- WHAT IS REQUIRED
Each line that contains the word "median" counts once; give the total for the records below and nothing else.

- RECORDS SHOWN
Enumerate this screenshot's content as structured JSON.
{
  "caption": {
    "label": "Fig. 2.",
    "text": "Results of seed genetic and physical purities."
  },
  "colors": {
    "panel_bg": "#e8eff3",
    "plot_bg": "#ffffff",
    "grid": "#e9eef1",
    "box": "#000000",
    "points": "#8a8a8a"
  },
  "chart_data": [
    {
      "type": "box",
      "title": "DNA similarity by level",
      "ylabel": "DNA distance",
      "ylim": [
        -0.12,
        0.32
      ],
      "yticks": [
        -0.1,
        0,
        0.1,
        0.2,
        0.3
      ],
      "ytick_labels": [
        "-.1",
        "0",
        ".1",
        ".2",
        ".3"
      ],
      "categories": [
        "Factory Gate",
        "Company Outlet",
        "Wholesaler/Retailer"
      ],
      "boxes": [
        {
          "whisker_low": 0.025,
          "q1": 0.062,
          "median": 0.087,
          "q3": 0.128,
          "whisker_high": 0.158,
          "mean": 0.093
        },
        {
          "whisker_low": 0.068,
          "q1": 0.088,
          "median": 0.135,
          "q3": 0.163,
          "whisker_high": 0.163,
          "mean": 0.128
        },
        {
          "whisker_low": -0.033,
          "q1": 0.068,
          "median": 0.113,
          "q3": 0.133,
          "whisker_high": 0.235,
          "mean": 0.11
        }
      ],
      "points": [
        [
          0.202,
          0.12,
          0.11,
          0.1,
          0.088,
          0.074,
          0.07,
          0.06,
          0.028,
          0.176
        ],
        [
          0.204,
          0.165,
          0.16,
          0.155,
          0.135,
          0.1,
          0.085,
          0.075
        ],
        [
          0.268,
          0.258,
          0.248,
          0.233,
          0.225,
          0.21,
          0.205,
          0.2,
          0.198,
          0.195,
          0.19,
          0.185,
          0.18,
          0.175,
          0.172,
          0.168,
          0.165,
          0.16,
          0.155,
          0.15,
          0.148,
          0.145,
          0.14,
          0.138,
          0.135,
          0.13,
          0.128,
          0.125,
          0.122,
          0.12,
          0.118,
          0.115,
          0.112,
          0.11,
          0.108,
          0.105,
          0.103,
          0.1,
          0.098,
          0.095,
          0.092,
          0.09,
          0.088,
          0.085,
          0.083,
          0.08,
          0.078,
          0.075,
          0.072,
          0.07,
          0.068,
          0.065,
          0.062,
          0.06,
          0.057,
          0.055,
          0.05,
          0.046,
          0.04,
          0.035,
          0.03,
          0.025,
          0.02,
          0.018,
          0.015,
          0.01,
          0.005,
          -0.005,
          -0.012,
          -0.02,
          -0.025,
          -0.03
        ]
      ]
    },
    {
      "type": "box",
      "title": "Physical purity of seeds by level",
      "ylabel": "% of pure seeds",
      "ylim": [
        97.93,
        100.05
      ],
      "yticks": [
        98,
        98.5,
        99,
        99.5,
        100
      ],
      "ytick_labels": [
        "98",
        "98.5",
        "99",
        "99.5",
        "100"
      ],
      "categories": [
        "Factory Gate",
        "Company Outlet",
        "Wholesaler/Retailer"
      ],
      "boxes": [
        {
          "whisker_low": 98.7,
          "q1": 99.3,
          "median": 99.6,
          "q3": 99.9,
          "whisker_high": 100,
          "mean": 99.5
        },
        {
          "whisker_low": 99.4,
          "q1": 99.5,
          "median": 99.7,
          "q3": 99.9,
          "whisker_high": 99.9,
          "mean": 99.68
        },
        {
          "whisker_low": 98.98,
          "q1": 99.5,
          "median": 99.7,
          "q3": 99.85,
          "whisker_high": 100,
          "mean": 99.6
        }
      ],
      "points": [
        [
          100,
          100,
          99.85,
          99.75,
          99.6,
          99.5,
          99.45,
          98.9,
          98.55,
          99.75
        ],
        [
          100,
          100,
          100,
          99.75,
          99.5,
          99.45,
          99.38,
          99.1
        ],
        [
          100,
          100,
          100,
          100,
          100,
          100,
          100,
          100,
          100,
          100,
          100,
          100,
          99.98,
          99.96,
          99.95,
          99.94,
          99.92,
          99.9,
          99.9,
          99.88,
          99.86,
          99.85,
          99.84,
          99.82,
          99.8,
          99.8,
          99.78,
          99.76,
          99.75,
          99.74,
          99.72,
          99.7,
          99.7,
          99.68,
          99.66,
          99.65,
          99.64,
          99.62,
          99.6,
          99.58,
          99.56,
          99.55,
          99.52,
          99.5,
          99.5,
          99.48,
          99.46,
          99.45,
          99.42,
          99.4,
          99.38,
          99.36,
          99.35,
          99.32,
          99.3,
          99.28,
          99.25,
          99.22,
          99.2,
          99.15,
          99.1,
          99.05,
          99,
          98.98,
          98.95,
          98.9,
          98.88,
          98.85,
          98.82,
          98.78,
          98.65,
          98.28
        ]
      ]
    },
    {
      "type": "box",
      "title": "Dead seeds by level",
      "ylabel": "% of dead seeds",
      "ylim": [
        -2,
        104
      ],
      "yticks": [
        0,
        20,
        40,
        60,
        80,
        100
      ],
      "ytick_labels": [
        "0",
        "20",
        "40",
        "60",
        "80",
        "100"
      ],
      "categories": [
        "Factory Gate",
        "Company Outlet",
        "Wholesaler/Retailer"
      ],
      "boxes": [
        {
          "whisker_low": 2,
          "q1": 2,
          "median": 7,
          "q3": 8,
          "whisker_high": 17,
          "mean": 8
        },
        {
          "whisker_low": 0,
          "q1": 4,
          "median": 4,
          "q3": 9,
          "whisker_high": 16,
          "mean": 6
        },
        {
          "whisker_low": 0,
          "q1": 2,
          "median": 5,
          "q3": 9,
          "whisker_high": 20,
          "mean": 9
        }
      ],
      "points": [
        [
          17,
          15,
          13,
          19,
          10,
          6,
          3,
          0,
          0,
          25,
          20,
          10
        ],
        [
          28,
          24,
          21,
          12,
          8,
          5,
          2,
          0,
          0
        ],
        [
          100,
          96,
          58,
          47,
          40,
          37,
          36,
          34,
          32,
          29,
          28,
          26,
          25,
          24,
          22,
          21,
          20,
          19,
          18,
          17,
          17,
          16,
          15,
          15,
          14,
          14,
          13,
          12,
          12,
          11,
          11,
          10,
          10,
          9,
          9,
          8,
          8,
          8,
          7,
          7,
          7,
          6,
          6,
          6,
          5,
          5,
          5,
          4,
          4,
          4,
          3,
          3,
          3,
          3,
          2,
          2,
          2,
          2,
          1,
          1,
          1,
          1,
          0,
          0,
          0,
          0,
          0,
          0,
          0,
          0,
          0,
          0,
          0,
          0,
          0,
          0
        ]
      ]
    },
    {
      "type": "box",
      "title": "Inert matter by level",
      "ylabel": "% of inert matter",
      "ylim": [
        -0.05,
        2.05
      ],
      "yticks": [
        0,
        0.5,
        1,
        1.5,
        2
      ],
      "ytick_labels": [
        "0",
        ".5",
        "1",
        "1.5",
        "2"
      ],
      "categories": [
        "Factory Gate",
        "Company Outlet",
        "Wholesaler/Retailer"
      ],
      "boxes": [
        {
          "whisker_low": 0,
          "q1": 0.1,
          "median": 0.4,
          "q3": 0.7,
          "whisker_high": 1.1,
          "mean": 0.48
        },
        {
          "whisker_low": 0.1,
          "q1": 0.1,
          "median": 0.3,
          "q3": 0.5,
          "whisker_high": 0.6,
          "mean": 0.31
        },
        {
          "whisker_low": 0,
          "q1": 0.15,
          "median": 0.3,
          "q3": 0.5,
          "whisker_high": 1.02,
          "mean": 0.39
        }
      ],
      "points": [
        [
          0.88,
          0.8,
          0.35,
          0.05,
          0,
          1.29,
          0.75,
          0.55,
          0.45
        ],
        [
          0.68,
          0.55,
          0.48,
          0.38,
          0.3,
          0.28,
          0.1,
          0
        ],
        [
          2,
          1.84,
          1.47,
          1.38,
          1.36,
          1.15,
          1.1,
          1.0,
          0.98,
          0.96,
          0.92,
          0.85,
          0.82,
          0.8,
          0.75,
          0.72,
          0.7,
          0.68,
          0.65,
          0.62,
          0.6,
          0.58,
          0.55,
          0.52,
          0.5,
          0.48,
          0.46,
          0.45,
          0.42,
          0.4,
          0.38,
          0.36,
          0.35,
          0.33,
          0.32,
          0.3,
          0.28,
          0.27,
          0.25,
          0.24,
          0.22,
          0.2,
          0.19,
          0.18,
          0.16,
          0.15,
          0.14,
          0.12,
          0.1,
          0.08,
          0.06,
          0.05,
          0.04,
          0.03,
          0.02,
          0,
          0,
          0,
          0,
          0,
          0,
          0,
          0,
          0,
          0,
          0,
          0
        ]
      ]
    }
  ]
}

- COMPLETE OUTPUT
12